Task instructions
Go through the lines below. Copy those with "Charles".

Information provided
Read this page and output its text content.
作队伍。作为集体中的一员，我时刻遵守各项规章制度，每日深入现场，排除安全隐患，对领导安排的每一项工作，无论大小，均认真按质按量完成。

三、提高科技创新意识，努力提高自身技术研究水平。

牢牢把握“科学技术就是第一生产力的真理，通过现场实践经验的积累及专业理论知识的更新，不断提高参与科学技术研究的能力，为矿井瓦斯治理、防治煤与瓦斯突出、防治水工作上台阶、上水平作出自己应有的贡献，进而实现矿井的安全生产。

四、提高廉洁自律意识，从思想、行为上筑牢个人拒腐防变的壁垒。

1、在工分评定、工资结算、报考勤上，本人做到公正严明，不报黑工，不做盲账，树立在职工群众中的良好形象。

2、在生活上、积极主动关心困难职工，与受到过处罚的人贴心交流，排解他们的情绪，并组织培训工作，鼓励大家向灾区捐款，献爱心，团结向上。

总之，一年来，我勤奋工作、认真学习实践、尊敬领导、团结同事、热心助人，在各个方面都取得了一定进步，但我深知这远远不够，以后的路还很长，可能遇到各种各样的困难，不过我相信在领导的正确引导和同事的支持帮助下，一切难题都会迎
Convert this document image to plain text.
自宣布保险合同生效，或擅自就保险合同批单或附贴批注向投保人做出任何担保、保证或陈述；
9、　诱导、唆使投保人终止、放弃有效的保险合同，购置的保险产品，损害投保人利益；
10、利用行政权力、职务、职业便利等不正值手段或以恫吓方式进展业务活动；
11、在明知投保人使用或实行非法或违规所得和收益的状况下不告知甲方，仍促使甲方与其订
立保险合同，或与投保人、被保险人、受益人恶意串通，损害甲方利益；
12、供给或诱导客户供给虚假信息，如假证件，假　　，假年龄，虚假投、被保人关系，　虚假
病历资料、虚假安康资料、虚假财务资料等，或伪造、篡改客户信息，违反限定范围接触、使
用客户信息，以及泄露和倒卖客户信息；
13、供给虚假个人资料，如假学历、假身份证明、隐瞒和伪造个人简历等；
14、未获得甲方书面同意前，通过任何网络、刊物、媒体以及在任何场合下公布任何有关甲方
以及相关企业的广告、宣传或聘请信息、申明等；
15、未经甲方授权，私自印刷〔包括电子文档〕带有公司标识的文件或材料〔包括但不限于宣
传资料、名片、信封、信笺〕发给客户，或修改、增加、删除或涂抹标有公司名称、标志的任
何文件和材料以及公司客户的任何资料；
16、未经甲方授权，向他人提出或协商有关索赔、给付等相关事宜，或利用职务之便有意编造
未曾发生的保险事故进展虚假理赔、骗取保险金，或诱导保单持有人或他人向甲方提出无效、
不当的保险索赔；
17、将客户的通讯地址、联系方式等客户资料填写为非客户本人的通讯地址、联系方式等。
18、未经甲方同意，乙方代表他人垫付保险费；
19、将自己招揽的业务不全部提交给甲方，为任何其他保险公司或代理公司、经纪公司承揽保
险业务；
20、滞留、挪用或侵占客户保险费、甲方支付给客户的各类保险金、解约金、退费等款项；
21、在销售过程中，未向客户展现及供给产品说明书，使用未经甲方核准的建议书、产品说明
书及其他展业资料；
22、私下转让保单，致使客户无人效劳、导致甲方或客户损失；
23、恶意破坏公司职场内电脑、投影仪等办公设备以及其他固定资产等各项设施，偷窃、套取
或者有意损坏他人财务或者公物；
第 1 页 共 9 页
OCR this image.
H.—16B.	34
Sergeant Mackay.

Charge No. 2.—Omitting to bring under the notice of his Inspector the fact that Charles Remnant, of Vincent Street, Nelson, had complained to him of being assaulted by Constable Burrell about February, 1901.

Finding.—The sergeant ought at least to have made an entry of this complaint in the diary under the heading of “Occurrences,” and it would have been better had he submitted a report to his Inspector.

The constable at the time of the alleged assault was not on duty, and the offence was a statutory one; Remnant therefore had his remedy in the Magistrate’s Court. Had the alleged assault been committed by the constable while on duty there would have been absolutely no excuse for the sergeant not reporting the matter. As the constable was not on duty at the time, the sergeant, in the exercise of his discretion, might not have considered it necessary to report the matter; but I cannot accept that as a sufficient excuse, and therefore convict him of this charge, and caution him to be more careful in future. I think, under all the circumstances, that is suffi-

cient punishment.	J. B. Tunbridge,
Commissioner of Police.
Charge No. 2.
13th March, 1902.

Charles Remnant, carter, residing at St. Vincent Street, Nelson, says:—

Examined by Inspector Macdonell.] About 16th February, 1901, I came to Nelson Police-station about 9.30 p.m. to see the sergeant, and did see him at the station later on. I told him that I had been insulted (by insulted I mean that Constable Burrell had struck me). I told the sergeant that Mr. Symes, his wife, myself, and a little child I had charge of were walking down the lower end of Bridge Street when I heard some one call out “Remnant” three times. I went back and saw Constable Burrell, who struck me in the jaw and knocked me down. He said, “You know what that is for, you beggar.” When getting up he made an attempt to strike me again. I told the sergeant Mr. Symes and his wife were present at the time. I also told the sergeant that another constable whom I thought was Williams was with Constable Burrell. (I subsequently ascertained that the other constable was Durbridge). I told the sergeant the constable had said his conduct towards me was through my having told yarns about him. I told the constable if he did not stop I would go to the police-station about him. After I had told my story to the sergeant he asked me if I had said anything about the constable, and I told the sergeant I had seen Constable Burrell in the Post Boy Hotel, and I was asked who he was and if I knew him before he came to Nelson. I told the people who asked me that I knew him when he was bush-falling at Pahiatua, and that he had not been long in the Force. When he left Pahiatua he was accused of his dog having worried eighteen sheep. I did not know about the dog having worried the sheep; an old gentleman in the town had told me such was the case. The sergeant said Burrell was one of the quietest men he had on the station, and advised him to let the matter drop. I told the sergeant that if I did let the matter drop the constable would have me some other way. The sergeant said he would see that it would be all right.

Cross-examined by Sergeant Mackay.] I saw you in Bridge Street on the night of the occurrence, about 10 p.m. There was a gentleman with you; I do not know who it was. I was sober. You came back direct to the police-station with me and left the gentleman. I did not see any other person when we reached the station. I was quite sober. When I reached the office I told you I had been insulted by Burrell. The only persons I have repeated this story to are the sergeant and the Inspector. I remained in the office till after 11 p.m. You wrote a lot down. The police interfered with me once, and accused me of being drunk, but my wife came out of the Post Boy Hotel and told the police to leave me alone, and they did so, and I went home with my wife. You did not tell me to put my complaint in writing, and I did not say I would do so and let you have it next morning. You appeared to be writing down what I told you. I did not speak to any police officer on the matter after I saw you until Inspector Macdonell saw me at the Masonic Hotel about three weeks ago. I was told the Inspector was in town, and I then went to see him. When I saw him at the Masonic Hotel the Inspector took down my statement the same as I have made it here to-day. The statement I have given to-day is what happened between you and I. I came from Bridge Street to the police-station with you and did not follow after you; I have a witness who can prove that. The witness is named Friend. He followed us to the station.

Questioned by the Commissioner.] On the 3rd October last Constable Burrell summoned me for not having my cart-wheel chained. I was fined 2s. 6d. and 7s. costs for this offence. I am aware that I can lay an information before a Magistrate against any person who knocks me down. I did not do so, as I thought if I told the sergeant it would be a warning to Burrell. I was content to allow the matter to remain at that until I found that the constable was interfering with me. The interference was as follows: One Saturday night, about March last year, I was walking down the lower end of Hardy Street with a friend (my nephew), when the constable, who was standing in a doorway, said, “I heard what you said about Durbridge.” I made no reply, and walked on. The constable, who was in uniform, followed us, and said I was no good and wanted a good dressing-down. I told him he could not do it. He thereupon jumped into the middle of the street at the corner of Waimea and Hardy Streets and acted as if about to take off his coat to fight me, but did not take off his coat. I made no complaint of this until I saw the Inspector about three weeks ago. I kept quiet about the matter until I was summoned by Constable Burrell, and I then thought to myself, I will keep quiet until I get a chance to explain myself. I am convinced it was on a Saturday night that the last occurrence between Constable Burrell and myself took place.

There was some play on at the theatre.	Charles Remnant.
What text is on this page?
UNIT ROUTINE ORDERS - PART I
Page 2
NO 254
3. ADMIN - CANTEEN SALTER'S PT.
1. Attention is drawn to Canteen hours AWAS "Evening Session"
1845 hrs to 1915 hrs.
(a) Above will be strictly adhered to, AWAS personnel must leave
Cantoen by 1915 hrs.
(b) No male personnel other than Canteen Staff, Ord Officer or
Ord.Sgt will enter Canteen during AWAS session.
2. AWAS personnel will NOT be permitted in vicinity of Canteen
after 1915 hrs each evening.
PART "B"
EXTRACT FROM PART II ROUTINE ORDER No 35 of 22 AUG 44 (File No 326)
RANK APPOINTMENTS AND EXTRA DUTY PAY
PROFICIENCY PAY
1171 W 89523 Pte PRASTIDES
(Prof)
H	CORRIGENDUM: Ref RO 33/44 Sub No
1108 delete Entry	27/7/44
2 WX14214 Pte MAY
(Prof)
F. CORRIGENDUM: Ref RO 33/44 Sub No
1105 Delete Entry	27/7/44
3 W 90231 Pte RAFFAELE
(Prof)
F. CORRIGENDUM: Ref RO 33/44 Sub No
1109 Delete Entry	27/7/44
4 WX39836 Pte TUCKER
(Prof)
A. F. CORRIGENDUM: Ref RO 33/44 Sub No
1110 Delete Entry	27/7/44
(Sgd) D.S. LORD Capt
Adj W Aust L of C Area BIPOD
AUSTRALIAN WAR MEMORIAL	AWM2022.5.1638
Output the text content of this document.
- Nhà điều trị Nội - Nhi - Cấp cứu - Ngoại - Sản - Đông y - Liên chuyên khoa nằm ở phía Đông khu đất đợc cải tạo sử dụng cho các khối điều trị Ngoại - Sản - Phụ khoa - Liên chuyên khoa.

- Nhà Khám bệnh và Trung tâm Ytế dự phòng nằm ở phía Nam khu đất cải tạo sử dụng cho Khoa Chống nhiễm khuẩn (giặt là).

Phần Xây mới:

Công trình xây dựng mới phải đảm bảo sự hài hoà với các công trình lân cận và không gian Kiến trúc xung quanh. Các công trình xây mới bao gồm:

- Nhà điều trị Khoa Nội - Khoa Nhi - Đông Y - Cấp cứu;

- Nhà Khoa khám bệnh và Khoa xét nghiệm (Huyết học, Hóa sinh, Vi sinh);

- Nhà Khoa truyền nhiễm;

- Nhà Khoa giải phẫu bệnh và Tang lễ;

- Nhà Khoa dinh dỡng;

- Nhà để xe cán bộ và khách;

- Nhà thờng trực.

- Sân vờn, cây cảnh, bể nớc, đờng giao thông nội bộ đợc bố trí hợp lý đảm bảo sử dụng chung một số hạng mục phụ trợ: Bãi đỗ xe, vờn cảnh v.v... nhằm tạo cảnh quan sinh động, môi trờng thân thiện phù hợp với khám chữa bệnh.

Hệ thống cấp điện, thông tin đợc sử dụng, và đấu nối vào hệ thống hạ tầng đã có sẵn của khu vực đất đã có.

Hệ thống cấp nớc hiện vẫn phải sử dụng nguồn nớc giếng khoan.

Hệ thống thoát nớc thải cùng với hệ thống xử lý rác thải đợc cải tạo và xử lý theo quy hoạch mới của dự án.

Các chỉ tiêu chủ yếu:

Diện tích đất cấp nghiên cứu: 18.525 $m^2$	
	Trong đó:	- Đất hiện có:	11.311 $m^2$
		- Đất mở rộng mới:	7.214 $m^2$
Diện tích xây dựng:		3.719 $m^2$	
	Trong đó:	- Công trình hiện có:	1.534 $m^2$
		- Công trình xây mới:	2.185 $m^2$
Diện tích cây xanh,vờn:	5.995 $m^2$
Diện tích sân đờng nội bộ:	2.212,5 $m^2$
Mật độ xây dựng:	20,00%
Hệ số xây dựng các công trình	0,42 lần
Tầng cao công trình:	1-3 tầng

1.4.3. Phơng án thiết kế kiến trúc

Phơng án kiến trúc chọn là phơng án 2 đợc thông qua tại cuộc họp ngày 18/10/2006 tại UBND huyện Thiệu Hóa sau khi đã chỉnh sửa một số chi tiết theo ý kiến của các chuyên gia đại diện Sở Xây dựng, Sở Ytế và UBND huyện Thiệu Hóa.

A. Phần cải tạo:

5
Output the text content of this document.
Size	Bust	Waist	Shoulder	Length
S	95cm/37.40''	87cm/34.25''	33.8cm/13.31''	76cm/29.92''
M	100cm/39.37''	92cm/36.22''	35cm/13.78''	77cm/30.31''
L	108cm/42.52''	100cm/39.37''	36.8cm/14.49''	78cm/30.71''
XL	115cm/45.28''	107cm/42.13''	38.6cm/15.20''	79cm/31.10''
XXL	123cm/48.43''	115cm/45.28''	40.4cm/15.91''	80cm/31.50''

Task answer
Charge No. 2.—Omitting to bring under the notice of his Inspector the fact that Charles Remnant, of Vincent Street, Nelson, had complained to him of being assaulted by Constable Burrell about February, 1901.
Charles Remnant, carter, residing at St. Vincent Street, Nelson, says:—
There was some play on at the theatre.	Charles Remnant.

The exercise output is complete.